--- Start of EXTRACTED ENTRIES ---

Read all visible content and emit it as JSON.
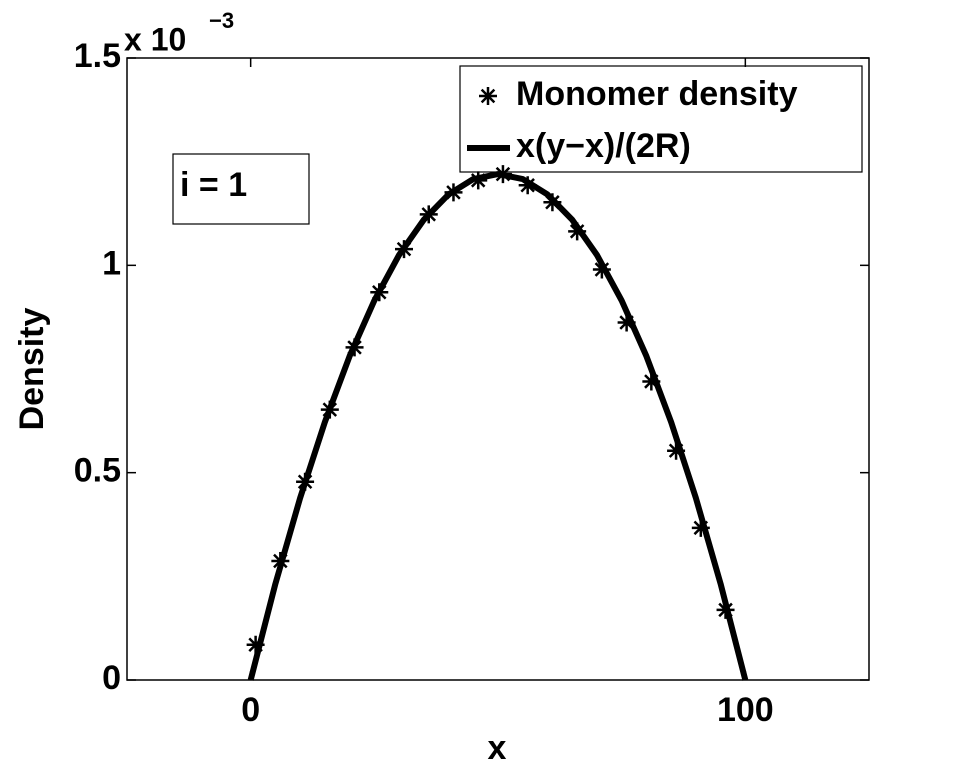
{
  "chart_data": {
    "type": "line",
    "xlabel": "x",
    "ylabel": "Density",
    "y_multiplier": {
      "base": "x 10",
      "exponent": "−3"
    },
    "annotation": "i = 1",
    "xlim": [
      -25,
      125
    ],
    "xticks": [
      0,
      100
    ],
    "ylim": [
      0,
      1.5
    ],
    "yticks": [
      0,
      0.5,
      1,
      1.5
    ],
    "legend": "top-right",
    "series": [
      {
        "name": "Monomer density",
        "style": "markers",
        "color": "#000000",
        "x": [
          1,
          6,
          11,
          16,
          21,
          26,
          31,
          36,
          41,
          46,
          51,
          56,
          61,
          66,
          71,
          76,
          81,
          86,
          91,
          96
        ],
        "values": [
          0.085,
          0.287,
          0.478,
          0.652,
          0.802,
          0.935,
          1.039,
          1.123,
          1.176,
          1.205,
          1.22,
          1.193,
          1.152,
          1.082,
          0.99,
          0.862,
          0.72,
          0.553,
          0.367,
          0.169
        ]
      },
      {
        "name": "x(y−x)/(2R)",
        "style": "line",
        "color": "#000000",
        "x": [
          0,
          5,
          10,
          15,
          20,
          25,
          30,
          35,
          40,
          45,
          50,
          55,
          60,
          65,
          70,
          75,
          80,
          85,
          90,
          95,
          100
        ],
        "values": [
          0,
          0.232,
          0.439,
          0.622,
          0.781,
          0.915,
          1.025,
          1.11,
          1.171,
          1.208,
          1.22,
          1.208,
          1.171,
          1.11,
          1.025,
          0.915,
          0.781,
          0.622,
          0.439,
          0.232,
          0
        ]
      }
    ]
  }
}
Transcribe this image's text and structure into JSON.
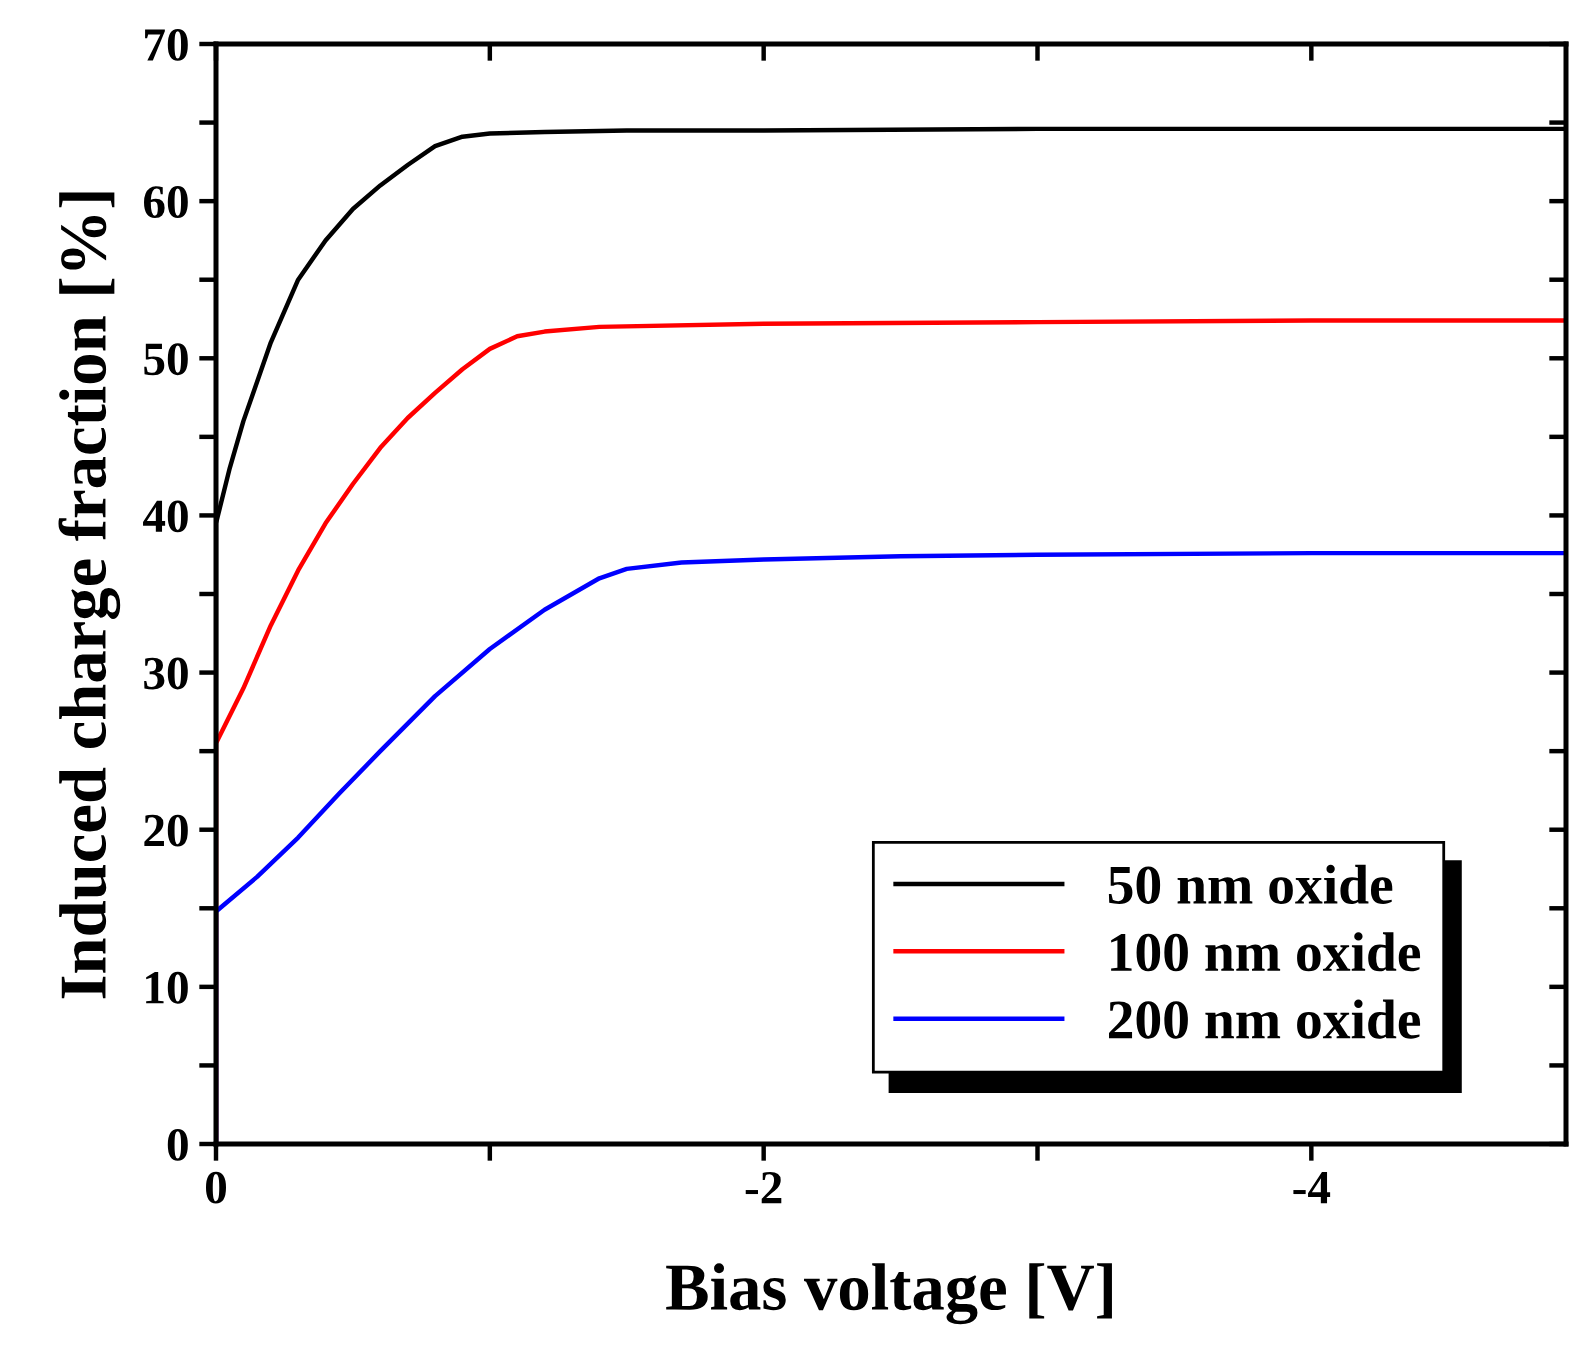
{
  "chart_data": {
    "type": "line",
    "xlabel": "Bias voltage [V]",
    "ylabel": "Induced charge fraction [%]",
    "xlim": [
      0,
      -4.93
    ],
    "xticks": [
      0,
      {
        "value": -1,
        "label": null
      },
      -2,
      {
        "value": -3,
        "label": null
      },
      -4
    ],
    "ylim": [
      0,
      70
    ],
    "yticks": [
      0,
      {
        "value": 5,
        "label": null
      },
      10,
      {
        "value": 15,
        "label": null
      },
      20,
      {
        "value": 25,
        "label": null
      },
      30,
      {
        "value": 35,
        "label": null
      },
      40,
      {
        "value": 45,
        "label": null
      },
      50,
      {
        "value": 55,
        "label": null
      },
      60,
      {
        "value": 65,
        "label": null
      },
      70
    ],
    "grid": false,
    "legend": "bottom right",
    "line_style": "solid",
    "marker": "none",
    "series": [
      {
        "name": "50 nm oxide",
        "color": "#000000",
        "x": [
          0,
          0,
          -0.05,
          -0.1,
          -0.2,
          -0.3,
          -0.4,
          -0.5,
          -0.6,
          -0.7,
          -0.8,
          -0.9,
          -1.0,
          -1.2,
          -1.5,
          -2,
          -3,
          -4,
          -4.93
        ],
        "values": [
          0,
          39.5,
          43,
          46,
          51,
          55,
          57.5,
          59.5,
          61,
          62.3,
          63.5,
          64.1,
          64.3,
          64.4,
          64.5,
          64.5,
          64.6,
          64.6,
          64.6
        ]
      },
      {
        "name": "100 nm oxide",
        "color": "#ff0000",
        "x": [
          0,
          0,
          -0.1,
          -0.2,
          -0.3,
          -0.4,
          -0.5,
          -0.6,
          -0.7,
          -0.8,
          -0.9,
          -1.0,
          -1.1,
          -1.2,
          -1.4,
          -2,
          -3,
          -4,
          -4.93
        ],
        "values": [
          0,
          25.5,
          29,
          33,
          36.5,
          39.5,
          42,
          44.3,
          46.2,
          47.8,
          49.3,
          50.6,
          51.4,
          51.7,
          52,
          52.2,
          52.3,
          52.4,
          52.4
        ]
      },
      {
        "name": "200 nm oxide",
        "color": "#0000ff",
        "x": [
          0,
          0,
          -0.15,
          -0.3,
          -0.45,
          -0.6,
          -0.8,
          -1.0,
          -1.2,
          -1.4,
          -1.5,
          -1.7,
          -2,
          -2.5,
          -3,
          -4,
          -4.93
        ],
        "values": [
          0,
          14.8,
          17,
          19.5,
          22.3,
          25,
          28.5,
          31.5,
          34,
          36,
          36.6,
          37,
          37.2,
          37.4,
          37.5,
          37.6,
          37.6
        ]
      }
    ]
  }
}
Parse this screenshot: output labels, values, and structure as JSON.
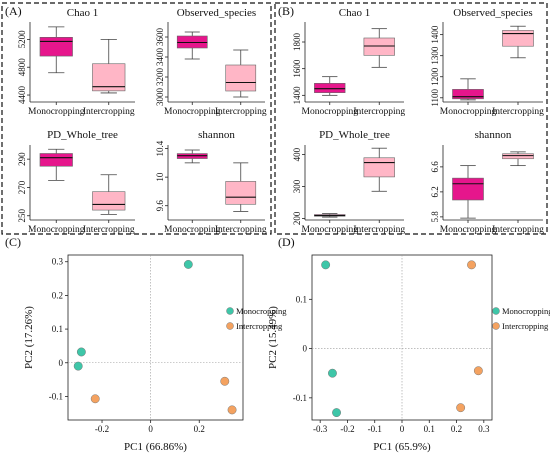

--- End of EXTRACTED ENTRIES ---

**EXERCISE PROMPT:** Retype the entries word for word. Omit any images.

**OUTPUT OF THE EXERCISE:**
Read all visible content and emit it as JSON.
{
  "chart_data": {
    "type": "line",
    "xlabel": "x",
    "ylabel": "Density",
    "y_multiplier": {
      "base": "x 10",
      "exponent": "−3"
    },
    "annotation": "i = 1",
    "xlim": [
      -25,
      125
    ],
    "xticks": [
      0,
      100
    ],
    "ylim": [
      0,
      1.5
    ],
    "yticks": [
      0,
      0.5,
      1,
      1.5
    ],
    "legend": "top-right",
    "series": [
      {
        "name": "Monomer density",
        "style": "markers",
        "color": "#000000",
        "x": [
          1,
          6,
          11,
          16,
          21,
          26,
          31,
          36,
          41,
          46,
          51,
          56,
          61,
          66,
          71,
          76,
          81,
          86,
          91,
          96
        ],
        "values": [
          0.085,
          0.287,
          0.478,
          0.652,
          0.802,
          0.935,
          1.039,
          1.123,
          1.176,
          1.205,
          1.22,
          1.193,
          1.152,
          1.082,
          0.99,
          0.862,
          0.72,
          0.553,
          0.367,
          0.169
        ]
      },
      {
        "name": "x(y−x)/(2R)",
        "style": "line",
        "color": "#000000",
        "x": [
          0,
          5,
          10,
          15,
          20,
          25,
          30,
          35,
          40,
          45,
          50,
          55,
          60,
          65,
          70,
          75,
          80,
          85,
          90,
          95,
          100
        ],
        "values": [
          0,
          0.232,
          0.439,
          0.622,
          0.781,
          0.915,
          1.025,
          1.11,
          1.171,
          1.208,
          1.22,
          1.208,
          1.171,
          1.11,
          1.025,
          0.915,
          0.781,
          0.622,
          0.439,
          0.232,
          0
        ]
      }
    ]
  }
}
Transcribe this image's text and structure into JSON.
{
  "chart_data": {
    "type": "line",
    "xlabel": "Bias voltage [V]",
    "ylabel": "Induced charge fraction [%]",
    "xlim": [
      0,
      -4.93
    ],
    "xticks": [
      0,
      {
        "value": -1,
        "label": null
      },
      -2,
      {
        "value": -3,
        "label": null
      },
      -4
    ],
    "ylim": [
      0,
      70
    ],
    "yticks": [
      0,
      {
        "value": 5,
        "label": null
      },
      10,
      {
        "value": 15,
        "label": null
      },
      20,
      {
        "value": 25,
        "label": null
      },
      30,
      {
        "value": 35,
        "label": null
      },
      40,
      {
        "value": 45,
        "label": null
      },
      50,
      {
        "value": 55,
        "label": null
      },
      60,
      {
        "value": 65,
        "label": null
      },
      70
    ],
    "grid": false,
    "legend": "bottom right",
    "line_style": "solid",
    "marker": "none",
    "series": [
      {
        "name": "50 nm oxide",
        "color": "#000000",
        "x": [
          0,
          0,
          -0.05,
          -0.1,
          -0.2,
          -0.3,
          -0.4,
          -0.5,
          -0.6,
          -0.7,
          -0.8,
          -0.9,
          -1.0,
          -1.2,
          -1.5,
          -2,
          -3,
          -4,
          -4.93
        ],
        "values": [
          0,
          39.5,
          43,
          46,
          51,
          55,
          57.5,
          59.5,
          61,
          62.3,
          63.5,
          64.1,
          64.3,
          64.4,
          64.5,
          64.5,
          64.6,
          64.6,
          64.6
        ]
      },
      {
        "name": "100 nm oxide",
        "color": "#ff0000",
        "x": [
          0,
          0,
          -0.1,
          -0.2,
          -0.3,
          -0.4,
          -0.5,
          -0.6,
          -0.7,
          -0.8,
          -0.9,
          -1.0,
          -1.1,
          -1.2,
          -1.4,
          -2,
          -3,
          -4,
          -4.93
        ],
        "values": [
          0,
          25.5,
          29,
          33,
          36.5,
          39.5,
          42,
          44.3,
          46.2,
          47.8,
          49.3,
          50.6,
          51.4,
          51.7,
          52,
          52.2,
          52.3,
          52.4,
          52.4
        ]
      },
      {
        "name": "200 nm oxide",
        "color": "#0000ff",
        "x": [
          0,
          0,
          -0.15,
          -0.3,
          -0.45,
          -0.6,
          -0.8,
          -1.0,
          -1.2,
          -1.4,
          -1.5,
          -1.7,
          -2,
          -2.5,
          -3,
          -4,
          -4.93
        ],
        "values": [
          0,
          14.8,
          17,
          19.5,
          22.3,
          25,
          28.5,
          31.5,
          34,
          36,
          36.6,
          37,
          37.2,
          37.4,
          37.5,
          37.6,
          37.6
        ]
      }
    ]
  }
}
Parse this screenshot: output labels, values, and structure as JSON.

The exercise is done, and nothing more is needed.